Entries supplied
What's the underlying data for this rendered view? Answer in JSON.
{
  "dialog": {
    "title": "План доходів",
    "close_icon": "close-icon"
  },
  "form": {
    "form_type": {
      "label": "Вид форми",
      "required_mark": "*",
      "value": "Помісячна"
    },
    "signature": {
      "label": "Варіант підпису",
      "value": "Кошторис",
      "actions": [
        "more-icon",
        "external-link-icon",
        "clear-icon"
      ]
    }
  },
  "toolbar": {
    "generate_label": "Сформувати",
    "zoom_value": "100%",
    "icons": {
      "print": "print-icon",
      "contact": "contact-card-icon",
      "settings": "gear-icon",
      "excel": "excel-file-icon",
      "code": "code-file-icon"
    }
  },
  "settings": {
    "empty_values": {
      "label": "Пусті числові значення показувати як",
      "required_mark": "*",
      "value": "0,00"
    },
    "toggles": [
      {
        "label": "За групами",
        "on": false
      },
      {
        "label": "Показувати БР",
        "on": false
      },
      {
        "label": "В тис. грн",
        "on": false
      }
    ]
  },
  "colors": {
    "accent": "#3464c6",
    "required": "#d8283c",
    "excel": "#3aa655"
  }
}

What to produce
Locate the word "file" in the entries, and copy every line where it is found.

Task answer
      "excel": "excel-file-icon",
      "code": "code-file-icon"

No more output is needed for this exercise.